DIRECTIONS FOR THIS TASK:
Report all lines from the entries below in which "Impact" appears.

********

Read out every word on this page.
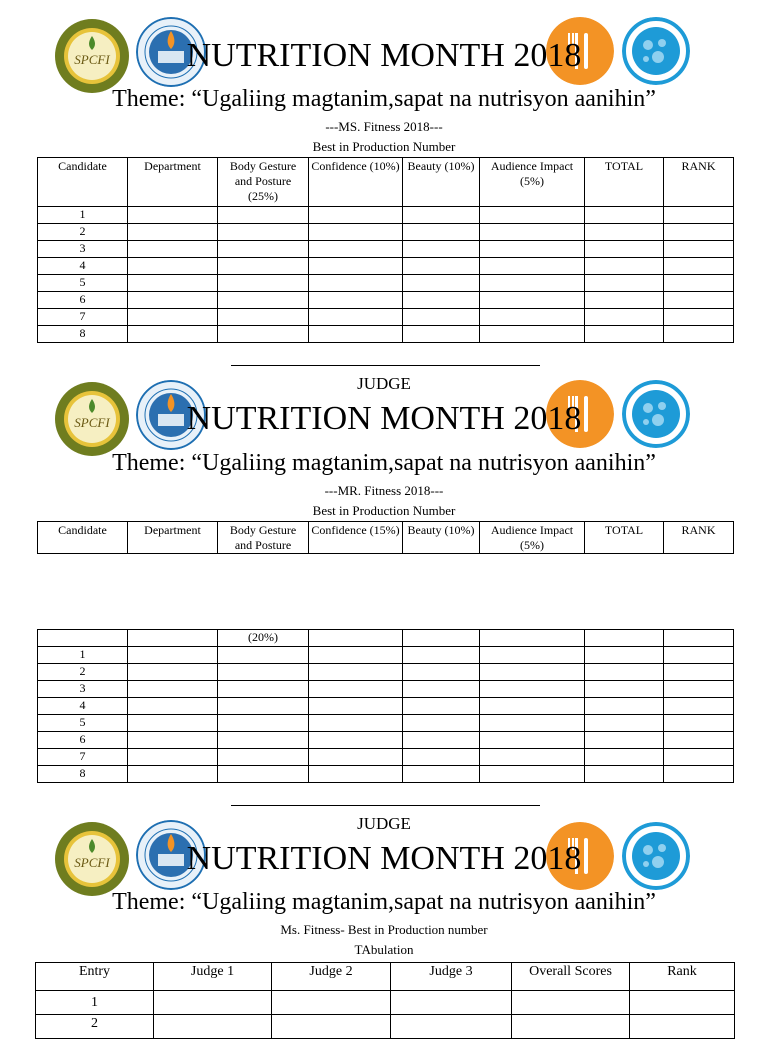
SPCFI	NUTRITION MONTH 2018
Theme: “Ugaliing magtanim,sapat na nutrisyon aanihin”
---MS. Fitness 2018---
Best in Production Number
Candidate	Department	Body Gesture and Posture (25%)	Confidence (10%)	Beauty (10%)	Audience Impact (5%)	TOTAL	RANK
1							
2							
3							
4							
5							
6							
7							
8							
JUDGE
SPCFI	NUTRITION MONTH 2018
Theme: “Ugaliing magtanim,sapat na nutrisyon aanihin”
---MR. Fitness 2018---
Best in Production Number
Candidate	Department	Body Gesture and Posture	Confidence (15%)	Beauty (10%)	Audience Impact (5%)	TOTAL	RANK
		(20%)					
1							
2							
3							
4							
5							
6							
7							
8							
JUDGE
SPCFI	NUTRITION MONTH 2018
Theme: “Ugaliing magtanim,sapat na nutrisyon aanihin”
Ms. Fitness- Best in Production number
TAbulation
Entry	Judge 1	Judge 2	Judge 3	Overall Scores	Rank
1					
2					
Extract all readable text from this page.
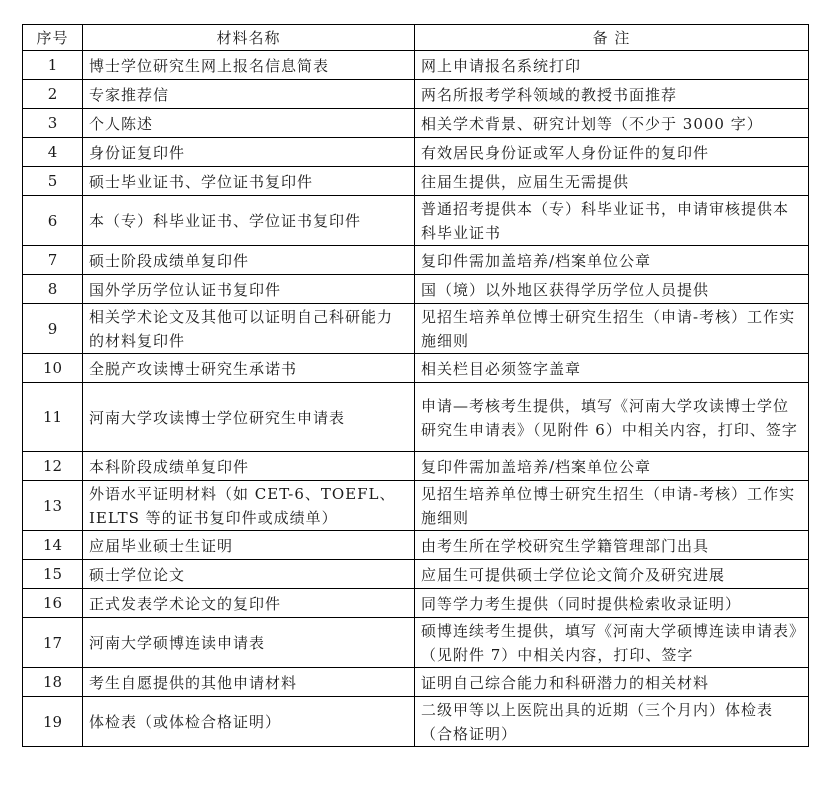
序号	材料名称	备 注
1	博士学位研究生网上报名信息简表	网上申请报名系统打印
2	专家推荐信	两名所报考学科领域的教授书面推荐
3	个人陈述	相关学术背景、研究计划等（不少于 3000 字）
4	身份证复印件	有效居民身份证或军人身份证件的复印件
5	硕士毕业证书、学位证书复印件	往届生提供，应届生无需提供
6	本（专）科毕业证书、学位证书复印件	普通招考提供本（专）科毕业证书，申请审核提供本科毕业证书
7	硕士阶段成绩单复印件	复印件需加盖培养/档案单位公章
8	国外学历学位认证书复印件	国（境）以外地区获得学历学位人员提供
9	相关学术论文及其他可以证明自己科研能力的材料复印件	见招生培养单位博士研究生招生（申请-考核）工作实施细则
10	全脱产攻读博士研究生承诺书	相关栏目必须签字盖章
11	河南大学攻读博士学位研究生申请表	申请—考核考生提供，填写《河南大学攻读博士学位研究生申请表》（见附件 6）中相关内容，打印、签字
12	本科阶段成绩单复印件	复印件需加盖培养/档案单位公章
13	外语水平证明材料（如 CET-6、TOEFL、IELTS 等的证书复印件或成绩单）	见招生培养单位博士研究生招生（申请-考核）工作实施细则
14	应届毕业硕士生证明	由考生所在学校研究生学籍管理部门出具
15	硕士学位论文	应届生可提供硕士学位论文简介及研究进展
16	正式发表学术论文的复印件	同等学力考生提供（同时提供检索收录证明）
17	河南大学硕博连读申请表	硕博连续考生提供，填写《河南大学硕博连读申请表》（见附件 7）中相关内容，打印、签字
18	考生自愿提供的其他申请材料	证明自己综合能力和科研潜力的相关材料
19	体检表（或体检合格证明）	二级甲等以上医院出具的近期（三个月内）体检表（合格证明）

********

THE COMPLETED TASK:
Candidate	Department	Body Gesture and Posture (25%)	Confidence (10%)	Beauty (10%)	Audience Impact (5%)	TOTAL	RANK
Candidate	Department	Body Gesture and Posture	Confidence (15%)	Beauty (10%)	Audience Impact (5%)	TOTAL	RANK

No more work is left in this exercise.